═══ Stored records

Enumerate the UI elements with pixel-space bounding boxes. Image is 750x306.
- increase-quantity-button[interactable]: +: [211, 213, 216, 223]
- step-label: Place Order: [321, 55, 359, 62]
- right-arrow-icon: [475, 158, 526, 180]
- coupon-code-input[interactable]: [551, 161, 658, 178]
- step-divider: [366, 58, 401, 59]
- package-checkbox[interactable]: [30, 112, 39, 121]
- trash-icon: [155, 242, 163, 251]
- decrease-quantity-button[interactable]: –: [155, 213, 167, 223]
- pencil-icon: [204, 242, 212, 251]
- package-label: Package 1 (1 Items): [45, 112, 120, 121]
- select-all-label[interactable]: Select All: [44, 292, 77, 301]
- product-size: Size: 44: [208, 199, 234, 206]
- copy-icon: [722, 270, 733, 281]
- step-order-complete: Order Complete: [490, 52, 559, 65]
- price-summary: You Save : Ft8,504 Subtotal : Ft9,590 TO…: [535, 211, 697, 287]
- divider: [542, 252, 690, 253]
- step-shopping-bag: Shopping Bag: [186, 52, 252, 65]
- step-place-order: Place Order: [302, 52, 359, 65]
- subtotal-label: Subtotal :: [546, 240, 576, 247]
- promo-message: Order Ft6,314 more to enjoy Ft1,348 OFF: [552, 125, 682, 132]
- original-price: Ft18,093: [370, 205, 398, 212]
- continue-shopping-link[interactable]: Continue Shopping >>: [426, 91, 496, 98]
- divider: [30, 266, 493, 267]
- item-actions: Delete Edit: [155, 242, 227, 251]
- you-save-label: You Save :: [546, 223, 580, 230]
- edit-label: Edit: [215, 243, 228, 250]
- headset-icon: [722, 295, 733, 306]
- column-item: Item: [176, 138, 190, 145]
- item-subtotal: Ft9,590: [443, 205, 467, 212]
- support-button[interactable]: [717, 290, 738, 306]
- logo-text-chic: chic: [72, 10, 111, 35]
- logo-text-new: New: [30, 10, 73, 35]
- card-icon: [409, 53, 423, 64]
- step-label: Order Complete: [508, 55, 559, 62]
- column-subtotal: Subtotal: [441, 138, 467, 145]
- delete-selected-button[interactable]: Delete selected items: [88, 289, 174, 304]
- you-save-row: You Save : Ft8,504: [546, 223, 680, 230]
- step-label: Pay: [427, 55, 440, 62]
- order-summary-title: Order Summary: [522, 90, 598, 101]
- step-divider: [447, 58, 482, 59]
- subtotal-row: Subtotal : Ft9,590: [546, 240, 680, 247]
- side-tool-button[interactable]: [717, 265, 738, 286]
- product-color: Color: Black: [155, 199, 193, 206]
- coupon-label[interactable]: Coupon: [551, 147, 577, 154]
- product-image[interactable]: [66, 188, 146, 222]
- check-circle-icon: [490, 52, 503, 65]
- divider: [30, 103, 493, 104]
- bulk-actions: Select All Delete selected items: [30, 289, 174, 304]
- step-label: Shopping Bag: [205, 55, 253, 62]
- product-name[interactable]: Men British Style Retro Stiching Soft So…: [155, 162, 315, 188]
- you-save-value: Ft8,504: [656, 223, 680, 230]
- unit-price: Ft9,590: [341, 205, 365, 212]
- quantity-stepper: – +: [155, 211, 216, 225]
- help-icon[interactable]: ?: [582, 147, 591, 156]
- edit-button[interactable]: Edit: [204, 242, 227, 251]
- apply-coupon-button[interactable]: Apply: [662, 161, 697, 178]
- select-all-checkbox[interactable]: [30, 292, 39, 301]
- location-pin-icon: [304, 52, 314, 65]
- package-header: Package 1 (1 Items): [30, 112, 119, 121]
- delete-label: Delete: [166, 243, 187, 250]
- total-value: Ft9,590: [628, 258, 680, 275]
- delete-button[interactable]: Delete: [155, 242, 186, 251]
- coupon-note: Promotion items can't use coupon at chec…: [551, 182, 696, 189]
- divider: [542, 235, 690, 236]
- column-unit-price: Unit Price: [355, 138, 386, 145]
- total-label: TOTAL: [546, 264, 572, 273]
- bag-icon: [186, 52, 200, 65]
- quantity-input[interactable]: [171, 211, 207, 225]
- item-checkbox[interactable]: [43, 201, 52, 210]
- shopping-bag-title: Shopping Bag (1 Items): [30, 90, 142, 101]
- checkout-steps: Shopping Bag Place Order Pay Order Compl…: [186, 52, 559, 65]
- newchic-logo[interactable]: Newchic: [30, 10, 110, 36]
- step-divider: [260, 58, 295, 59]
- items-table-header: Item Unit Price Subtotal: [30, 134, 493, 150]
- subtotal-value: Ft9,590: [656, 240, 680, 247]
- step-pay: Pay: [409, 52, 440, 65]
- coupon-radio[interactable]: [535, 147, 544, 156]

══════
═══ Stored records

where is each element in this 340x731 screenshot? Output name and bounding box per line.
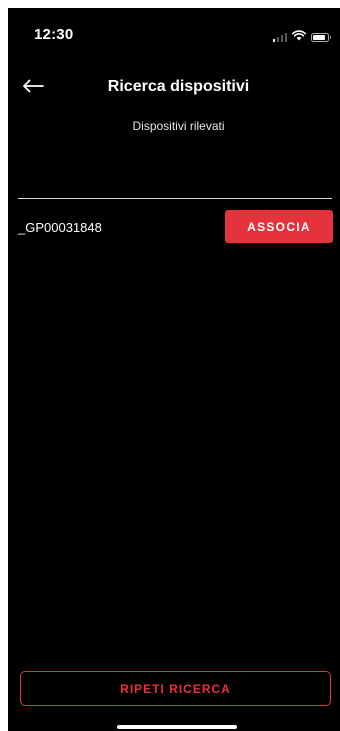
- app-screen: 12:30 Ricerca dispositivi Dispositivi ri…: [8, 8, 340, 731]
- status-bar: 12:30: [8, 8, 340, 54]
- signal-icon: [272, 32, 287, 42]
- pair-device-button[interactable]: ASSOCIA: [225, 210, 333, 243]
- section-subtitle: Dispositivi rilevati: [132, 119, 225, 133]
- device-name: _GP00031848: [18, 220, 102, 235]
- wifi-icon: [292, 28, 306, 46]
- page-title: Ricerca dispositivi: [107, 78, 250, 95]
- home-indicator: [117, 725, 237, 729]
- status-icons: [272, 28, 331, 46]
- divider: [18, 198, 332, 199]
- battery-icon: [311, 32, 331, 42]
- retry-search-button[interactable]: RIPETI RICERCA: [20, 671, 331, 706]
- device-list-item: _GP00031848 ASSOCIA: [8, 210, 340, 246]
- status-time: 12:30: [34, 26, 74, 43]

══════
═══ Stored records

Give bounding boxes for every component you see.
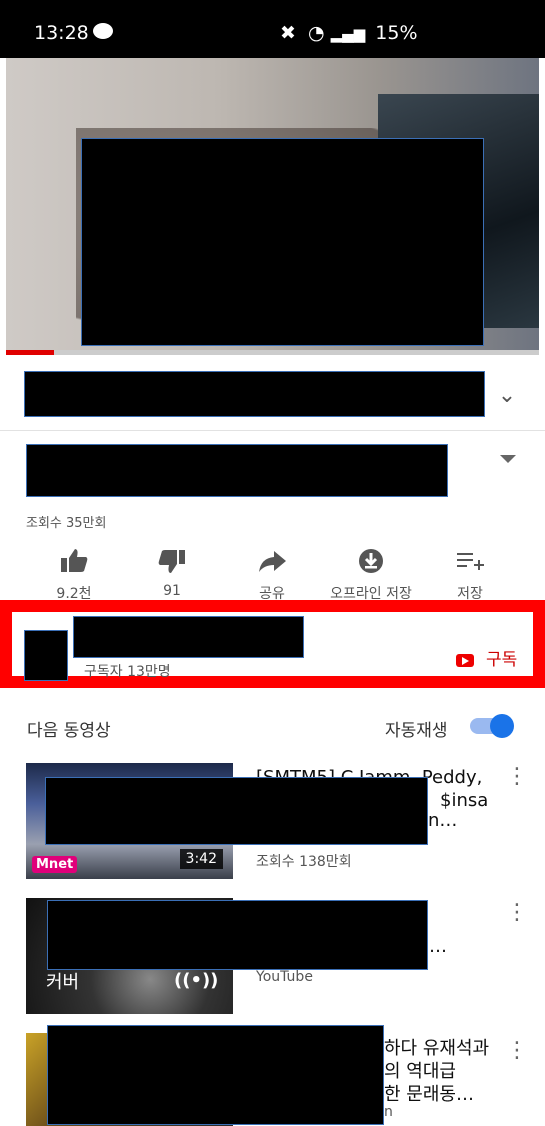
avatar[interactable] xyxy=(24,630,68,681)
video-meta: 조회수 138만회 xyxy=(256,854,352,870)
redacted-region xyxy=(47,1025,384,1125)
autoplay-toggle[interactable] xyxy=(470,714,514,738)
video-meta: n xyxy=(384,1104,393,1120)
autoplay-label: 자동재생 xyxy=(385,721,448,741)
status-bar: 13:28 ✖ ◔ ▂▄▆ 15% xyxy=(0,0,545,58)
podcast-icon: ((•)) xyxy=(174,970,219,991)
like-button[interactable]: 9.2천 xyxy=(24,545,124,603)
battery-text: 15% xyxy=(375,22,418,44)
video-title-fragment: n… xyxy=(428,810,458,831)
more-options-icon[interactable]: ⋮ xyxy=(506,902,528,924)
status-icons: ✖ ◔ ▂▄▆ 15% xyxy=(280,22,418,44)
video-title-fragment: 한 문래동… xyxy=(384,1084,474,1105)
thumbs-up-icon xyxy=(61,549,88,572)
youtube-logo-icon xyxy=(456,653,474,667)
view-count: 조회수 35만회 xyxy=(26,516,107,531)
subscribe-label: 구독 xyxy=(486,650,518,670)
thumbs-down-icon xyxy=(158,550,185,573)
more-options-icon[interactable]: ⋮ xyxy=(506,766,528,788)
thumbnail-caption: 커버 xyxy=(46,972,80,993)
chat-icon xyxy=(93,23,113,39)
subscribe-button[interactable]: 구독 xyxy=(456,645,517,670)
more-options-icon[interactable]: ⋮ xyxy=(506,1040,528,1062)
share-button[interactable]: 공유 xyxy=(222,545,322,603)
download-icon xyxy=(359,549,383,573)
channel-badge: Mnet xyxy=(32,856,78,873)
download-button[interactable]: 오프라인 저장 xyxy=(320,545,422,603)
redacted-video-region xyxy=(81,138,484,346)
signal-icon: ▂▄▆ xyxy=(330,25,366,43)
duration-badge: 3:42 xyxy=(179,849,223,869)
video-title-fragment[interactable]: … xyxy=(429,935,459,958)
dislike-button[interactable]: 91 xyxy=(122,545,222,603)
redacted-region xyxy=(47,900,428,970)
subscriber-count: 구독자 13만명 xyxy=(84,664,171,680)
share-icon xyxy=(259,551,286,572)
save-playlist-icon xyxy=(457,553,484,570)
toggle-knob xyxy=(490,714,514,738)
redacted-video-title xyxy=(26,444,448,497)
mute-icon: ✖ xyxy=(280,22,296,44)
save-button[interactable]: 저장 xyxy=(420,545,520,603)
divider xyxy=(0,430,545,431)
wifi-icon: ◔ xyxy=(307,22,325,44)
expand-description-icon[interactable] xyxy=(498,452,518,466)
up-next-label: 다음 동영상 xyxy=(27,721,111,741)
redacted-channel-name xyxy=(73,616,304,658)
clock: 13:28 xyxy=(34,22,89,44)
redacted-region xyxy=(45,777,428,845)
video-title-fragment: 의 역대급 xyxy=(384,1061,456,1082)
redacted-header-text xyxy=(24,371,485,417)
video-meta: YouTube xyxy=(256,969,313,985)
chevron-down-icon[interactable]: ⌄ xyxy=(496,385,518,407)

══════

Echo the items from the line with "- app-screen: 12:30" up to and including the line with "- status-time: 12:30: [34, 26, 74, 43]".

Solution for this task —
- app-screen: 12:30 Ricerca dispositivi Dispositivi ri…: [8, 8, 340, 731]
- status-bar: 12:30: [8, 8, 340, 54]
- signal-icon: [272, 32, 287, 42]
- pair-device-button[interactable]: ASSOCIA: [225, 210, 333, 243]
- section-subtitle: Dispositivi rilevati: [132, 119, 225, 133]
- device-name: _GP00031848: [18, 220, 102, 235]
- wifi-icon: [292, 28, 306, 46]
- page-title: Ricerca dispositivi: [107, 78, 250, 95]
- home-indicator: [117, 725, 237, 729]
- status-icons: [272, 28, 331, 46]
- divider: [18, 198, 332, 199]
- battery-icon: [311, 32, 331, 42]
- retry-search-button[interactable]: RIPETI RICERCA: [20, 671, 331, 706]
- device-list-item: _GP00031848 ASSOCIA: [8, 210, 340, 246]
- status-time: 12:30: [34, 26, 74, 43]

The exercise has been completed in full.